What the task requires
Identify and copy all lines of the material where the string "name" is found.

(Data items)
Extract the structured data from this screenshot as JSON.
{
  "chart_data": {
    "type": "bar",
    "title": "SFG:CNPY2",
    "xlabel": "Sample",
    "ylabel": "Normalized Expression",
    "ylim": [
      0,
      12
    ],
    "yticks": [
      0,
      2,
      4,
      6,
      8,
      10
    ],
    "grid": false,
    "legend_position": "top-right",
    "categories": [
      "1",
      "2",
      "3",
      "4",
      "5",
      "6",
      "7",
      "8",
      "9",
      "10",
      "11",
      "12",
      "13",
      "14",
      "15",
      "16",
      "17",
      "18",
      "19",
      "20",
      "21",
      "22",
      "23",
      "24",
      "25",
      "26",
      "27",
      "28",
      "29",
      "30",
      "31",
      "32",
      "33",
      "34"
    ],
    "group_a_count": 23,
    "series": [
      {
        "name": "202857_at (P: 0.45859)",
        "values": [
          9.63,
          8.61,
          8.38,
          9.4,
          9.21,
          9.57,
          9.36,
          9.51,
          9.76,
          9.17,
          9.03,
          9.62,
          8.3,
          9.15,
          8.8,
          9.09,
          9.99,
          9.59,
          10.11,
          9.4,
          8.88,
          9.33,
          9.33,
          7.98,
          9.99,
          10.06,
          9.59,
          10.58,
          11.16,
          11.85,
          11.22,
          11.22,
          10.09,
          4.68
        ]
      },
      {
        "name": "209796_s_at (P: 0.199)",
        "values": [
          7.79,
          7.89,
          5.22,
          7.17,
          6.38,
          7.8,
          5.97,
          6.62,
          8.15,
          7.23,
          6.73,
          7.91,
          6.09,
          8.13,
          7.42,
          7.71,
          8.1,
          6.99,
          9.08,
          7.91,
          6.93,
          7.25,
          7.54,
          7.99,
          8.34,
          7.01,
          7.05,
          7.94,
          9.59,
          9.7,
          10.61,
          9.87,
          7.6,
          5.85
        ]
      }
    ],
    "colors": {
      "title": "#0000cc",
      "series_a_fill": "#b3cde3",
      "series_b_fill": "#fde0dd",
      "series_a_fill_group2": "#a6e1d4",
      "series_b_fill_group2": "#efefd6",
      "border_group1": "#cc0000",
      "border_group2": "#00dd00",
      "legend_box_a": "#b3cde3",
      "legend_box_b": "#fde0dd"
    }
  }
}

Response to the exercise
        "name": "202857_at (P: 0.45859)",
        "name": "209796_s_at (P: 0.199)",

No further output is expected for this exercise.